:: Exercise requirements ::
Restate the entries below word for word, omitting nothing.

━━━━

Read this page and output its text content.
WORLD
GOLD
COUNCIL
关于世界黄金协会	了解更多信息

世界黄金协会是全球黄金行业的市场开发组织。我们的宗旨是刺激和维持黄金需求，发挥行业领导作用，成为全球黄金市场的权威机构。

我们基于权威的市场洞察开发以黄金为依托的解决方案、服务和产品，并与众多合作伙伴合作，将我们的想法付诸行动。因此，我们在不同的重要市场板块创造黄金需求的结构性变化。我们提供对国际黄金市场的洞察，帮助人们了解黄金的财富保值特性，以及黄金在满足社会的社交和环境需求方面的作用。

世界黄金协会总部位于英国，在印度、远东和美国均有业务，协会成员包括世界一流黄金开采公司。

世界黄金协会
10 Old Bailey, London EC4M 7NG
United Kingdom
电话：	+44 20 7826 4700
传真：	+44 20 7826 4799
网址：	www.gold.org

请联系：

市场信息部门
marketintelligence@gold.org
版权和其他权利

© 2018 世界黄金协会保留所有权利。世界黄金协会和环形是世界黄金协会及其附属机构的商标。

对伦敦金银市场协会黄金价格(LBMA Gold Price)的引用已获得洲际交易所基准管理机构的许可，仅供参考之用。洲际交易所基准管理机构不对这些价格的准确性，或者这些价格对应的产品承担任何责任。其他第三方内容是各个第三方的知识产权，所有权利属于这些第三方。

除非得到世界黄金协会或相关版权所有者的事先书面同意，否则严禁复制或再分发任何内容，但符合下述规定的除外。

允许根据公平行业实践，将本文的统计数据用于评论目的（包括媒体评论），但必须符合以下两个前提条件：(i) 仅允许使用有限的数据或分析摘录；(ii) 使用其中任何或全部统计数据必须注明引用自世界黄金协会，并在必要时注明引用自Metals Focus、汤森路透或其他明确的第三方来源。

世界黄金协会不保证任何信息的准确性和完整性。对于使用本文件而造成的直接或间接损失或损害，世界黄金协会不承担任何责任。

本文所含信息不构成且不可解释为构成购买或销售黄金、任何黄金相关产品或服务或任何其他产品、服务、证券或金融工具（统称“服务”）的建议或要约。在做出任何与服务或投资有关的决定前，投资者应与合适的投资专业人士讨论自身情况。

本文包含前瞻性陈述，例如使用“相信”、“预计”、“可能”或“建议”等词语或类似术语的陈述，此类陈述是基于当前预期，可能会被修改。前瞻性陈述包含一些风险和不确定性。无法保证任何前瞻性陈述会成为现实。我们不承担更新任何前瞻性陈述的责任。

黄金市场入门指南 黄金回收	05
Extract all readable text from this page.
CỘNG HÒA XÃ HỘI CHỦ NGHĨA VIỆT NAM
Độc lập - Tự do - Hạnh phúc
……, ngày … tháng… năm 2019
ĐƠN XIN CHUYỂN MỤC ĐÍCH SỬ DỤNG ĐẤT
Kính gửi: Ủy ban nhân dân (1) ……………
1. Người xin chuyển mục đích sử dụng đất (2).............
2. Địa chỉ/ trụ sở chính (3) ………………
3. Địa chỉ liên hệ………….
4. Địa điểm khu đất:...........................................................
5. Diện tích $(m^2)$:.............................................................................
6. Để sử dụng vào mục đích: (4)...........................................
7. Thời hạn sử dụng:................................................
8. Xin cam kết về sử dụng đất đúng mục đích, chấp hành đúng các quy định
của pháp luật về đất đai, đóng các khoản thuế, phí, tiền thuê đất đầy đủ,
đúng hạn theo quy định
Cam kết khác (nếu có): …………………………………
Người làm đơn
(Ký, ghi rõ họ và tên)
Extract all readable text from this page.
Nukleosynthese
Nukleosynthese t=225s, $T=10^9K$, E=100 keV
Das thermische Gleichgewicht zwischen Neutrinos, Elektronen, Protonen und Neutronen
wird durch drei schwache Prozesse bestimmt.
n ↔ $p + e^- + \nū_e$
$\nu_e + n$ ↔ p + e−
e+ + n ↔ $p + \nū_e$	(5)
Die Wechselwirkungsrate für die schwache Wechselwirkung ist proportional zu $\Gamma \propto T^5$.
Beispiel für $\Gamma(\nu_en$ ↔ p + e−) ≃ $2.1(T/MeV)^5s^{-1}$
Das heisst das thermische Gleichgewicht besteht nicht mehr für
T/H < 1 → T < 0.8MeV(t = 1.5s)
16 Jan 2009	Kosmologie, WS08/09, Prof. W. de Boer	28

━━━━

:: Final answer ::
Read this page and output its text content.
WORLD
GOLD
COUNCIL
关于世界黄金协会	了解更多信息

世界黄金协会是全球黄金行业的市场开发组织。我们的宗旨是刺激和维持黄金需求，发挥行业领导作用，成为全球黄金市场的权威机构。

我们基于权威的市场洞察开发以黄金为依托的解决方案、服务和产品，并与众多合作伙伴合作，将我们的想法付诸行动。因此，我们在不同的重要市场板块创造黄金需求的结构性变化。我们提供对国际黄金市场的洞察，帮助人们了解黄金的财富保值特性，以及黄金在满足社会的社交和环境需求方面的作用。

世界黄金协会总部位于英国，在印度、远东和美国均有业务，协会成员包括世界一流黄金开采公司。

世界黄金协会
10 Old Bailey, London EC4M 7NG
United Kingdom
电话：	+44 20 7826 4700
传真：	+44 20 7826 4799
网址：	www.gold.org

请联系：

市场信息部门
marketintelligence@gold.org
版权和其他权利

© 2018 世界黄金协会保留所有权利。世界黄金协会和环形是世界黄金协会及其附属机构的商标。

对伦敦金银市场协会黄金价格(LBMA Gold Price)的引用已获得洲际交易所基准管理机构的许可，仅供参考之用。洲际交易所基准管理机构不对这些价格的准确性，或者这些价格对应的产品承担任何责任。其他第三方内容是各个第三方的知识产权，所有权利属于这些第三方。

除非得到世界黄金协会或相关版权所有者的事先书面同意，否则严禁复制或再分发任何内容，但符合下述规定的除外。

允许根据公平行业实践，将本文的统计数据用于评论目的（包括媒体评论），但必须符合以下两个前提条件：(i) 仅允许使用有限的数据或分析摘录；(ii) 使用其中任何或全部统计数据必须注明引用自世界黄金协会，并在必要时注明引用自Metals Focus、汤森路透或其他明确的第三方来源。

世界黄金协会不保证任何信息的准确性和完整性。对于使用本文件而造成的直接或间接损失或损害，世界黄金协会不承担任何责任。

本文所含信息不构成且不可解释为构成购买或销售黄金、任何黄金相关产品或服务或任何其他产品、服务、证券或金融工具（统称“服务”）的建议或要约。在做出任何与服务或投资有关的决定前，投资者应与合适的投资专业人士讨论自身情况。

本文包含前瞻性陈述，例如使用“相信”、“预计”、“可能”或“建议”等词语或类似术语的陈述，此类陈述是基于当前预期，可能会被修改。前瞻性陈述包含一些风险和不确定性。无法保证任何前瞻性陈述会成为现实。我们不承担更新任何前瞻性陈述的责任。

黄金市场入门指南 黄金回收	05
Extract all readable text from this page.
CỘNG HÒA XÃ HỘI CHỦ NGHĨA VIỆT NAM
Độc lập - Tự do - Hạnh phúc
……, ngày … tháng… năm 2019
ĐƠN XIN CHUYỂN MỤC ĐÍCH SỬ DỤNG ĐẤT
Kính gửi: Ủy ban nhân dân (1) ……………
1. Người xin chuyển mục đích sử dụng đất (2).............
2. Địa chỉ/ trụ sở chính (3) ………………
3. Địa chỉ liên hệ………….
4. Địa điểm khu đất:...........................................................
5. Diện tích $(m^2)$:.............................................................................
6. Để sử dụng vào mục đích: (4)...........................................
7. Thời hạn sử dụng:................................................
8. Xin cam kết về sử dụng đất đúng mục đích, chấp hành đúng các quy định
của pháp luật về đất đai, đóng các khoản thuế, phí, tiền thuê đất đầy đủ,
đúng hạn theo quy định
Cam kết khác (nếu có): …………………………………
Người làm đơn
(Ký, ghi rõ họ và tên)
Extract all readable text from this page.
Nukleosynthese
Nukleosynthese t=225s, $T=10^9K$, E=100 keV
Das thermische Gleichgewicht zwischen Neutrinos, Elektronen, Protonen und Neutronen
wird durch drei schwache Prozesse bestimmt.
n ↔ $p + e^- + \nū_e$
$\nu_e + n$ ↔ p + e−
e+ + n ↔ $p + \nū_e$	(5)
Die Wechselwirkungsrate für die schwache Wechselwirkung ist proportional zu $\Gamma \propto T^5$.
Beispiel für $\Gamma(\nu_en$ ↔ p + e−) ≃ $2.1(T/MeV)^5s^{-1}$
Das heisst das thermische Gleichgewicht besteht nicht mehr für
T/H < 1 → T < 0.8MeV(t = 1.5s)
16 Jan 2009	Kosmologie, WS08/09, Prof. W. de Boer	28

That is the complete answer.